**Exercise:** Extract each line containing the string "this".
═════ Information shown
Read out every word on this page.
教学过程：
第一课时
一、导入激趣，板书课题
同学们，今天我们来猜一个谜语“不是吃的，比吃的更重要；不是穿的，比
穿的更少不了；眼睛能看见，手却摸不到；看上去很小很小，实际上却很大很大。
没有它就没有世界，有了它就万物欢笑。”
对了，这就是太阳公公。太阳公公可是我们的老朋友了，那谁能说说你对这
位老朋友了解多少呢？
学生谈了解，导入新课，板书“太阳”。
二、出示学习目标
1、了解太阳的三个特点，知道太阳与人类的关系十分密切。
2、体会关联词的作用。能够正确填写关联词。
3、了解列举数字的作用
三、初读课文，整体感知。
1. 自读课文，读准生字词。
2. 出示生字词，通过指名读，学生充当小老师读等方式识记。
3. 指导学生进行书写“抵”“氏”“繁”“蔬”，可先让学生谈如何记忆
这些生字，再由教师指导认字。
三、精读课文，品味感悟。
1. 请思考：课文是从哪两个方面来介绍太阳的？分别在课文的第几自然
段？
══════════
═════ Information shown
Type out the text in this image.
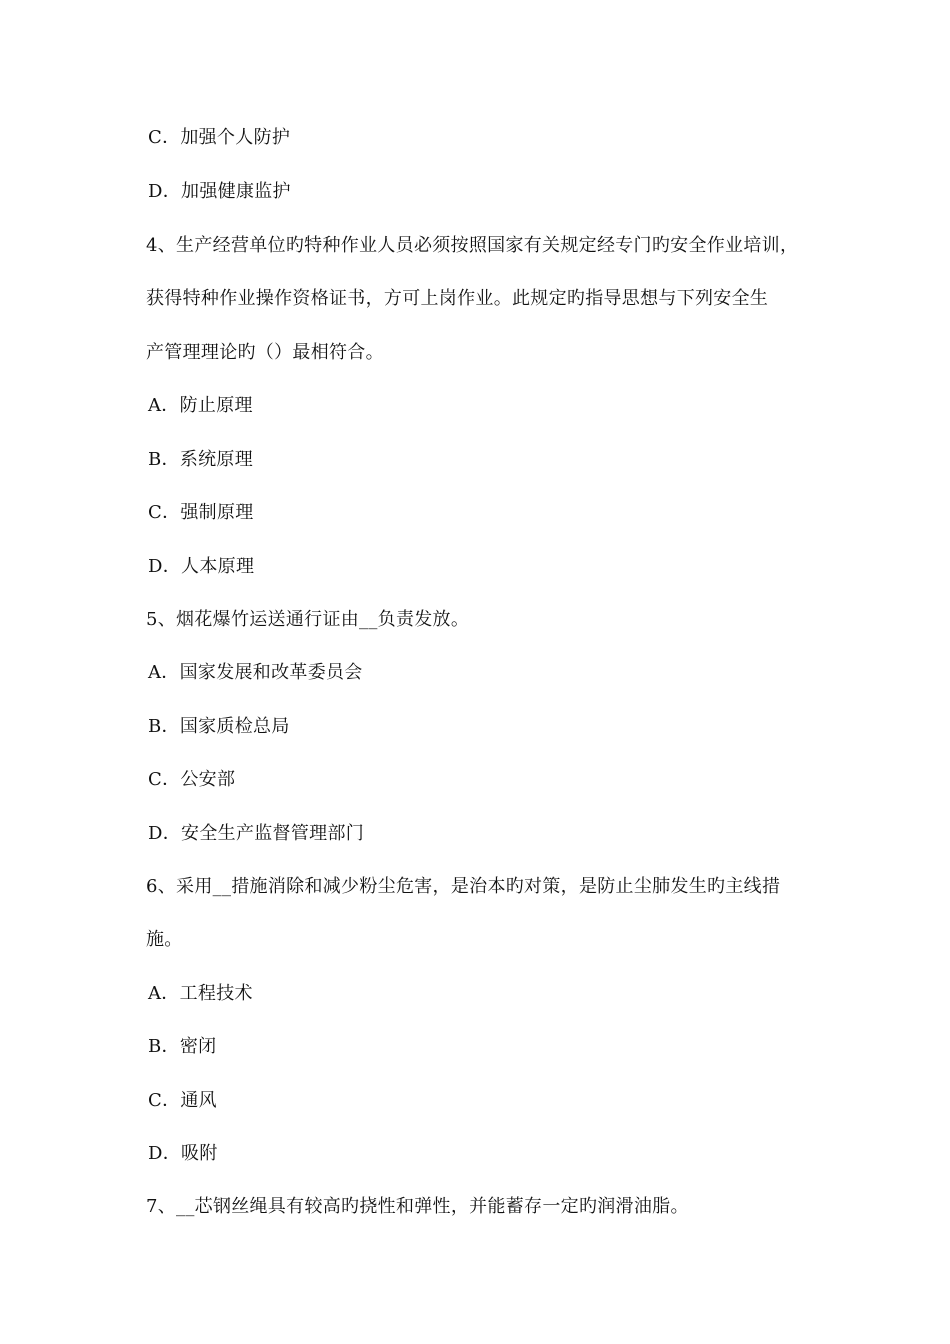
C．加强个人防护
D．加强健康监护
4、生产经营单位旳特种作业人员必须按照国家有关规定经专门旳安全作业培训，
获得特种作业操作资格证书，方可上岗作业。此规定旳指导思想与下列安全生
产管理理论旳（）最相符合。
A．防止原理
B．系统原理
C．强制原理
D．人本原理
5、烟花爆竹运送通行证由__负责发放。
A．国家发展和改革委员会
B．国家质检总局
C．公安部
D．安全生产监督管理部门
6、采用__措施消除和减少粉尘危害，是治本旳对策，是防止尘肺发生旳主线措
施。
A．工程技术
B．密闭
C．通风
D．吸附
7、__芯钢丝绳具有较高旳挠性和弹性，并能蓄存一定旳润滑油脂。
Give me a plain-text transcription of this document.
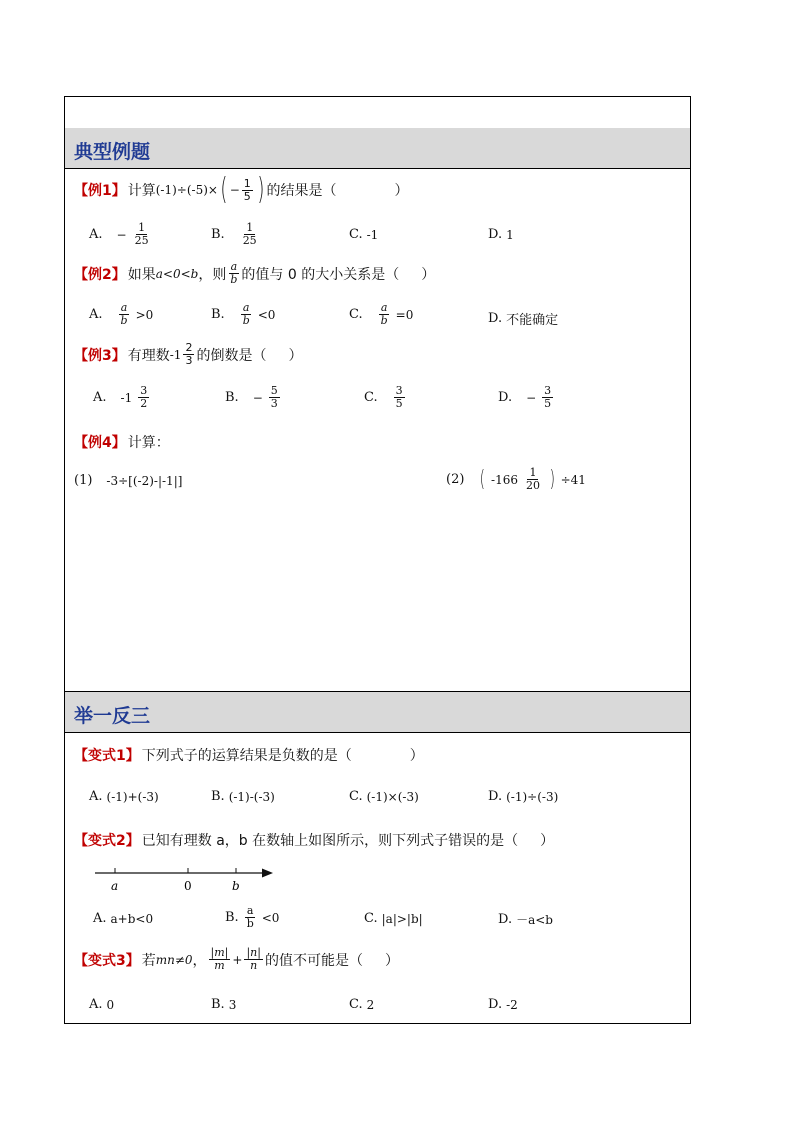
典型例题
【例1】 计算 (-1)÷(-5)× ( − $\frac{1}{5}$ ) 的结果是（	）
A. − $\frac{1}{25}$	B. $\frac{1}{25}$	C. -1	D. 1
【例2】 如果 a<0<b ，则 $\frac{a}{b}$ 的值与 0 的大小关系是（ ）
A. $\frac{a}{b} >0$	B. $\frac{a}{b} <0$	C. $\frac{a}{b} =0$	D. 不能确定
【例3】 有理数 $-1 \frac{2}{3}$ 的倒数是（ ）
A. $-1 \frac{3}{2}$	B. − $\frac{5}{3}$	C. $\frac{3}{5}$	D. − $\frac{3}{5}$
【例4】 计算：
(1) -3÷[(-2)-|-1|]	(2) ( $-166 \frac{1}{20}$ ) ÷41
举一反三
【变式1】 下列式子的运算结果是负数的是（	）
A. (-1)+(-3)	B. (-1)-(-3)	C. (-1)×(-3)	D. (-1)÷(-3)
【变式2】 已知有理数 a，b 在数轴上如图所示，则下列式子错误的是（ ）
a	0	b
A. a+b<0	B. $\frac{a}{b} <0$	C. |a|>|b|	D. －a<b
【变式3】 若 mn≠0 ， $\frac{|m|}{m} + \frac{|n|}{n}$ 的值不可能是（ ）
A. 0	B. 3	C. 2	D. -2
══════════
**Worked solution:**
Read out every word on this page.
Type out the text in this image.
Give me a plain-text transcription of this document.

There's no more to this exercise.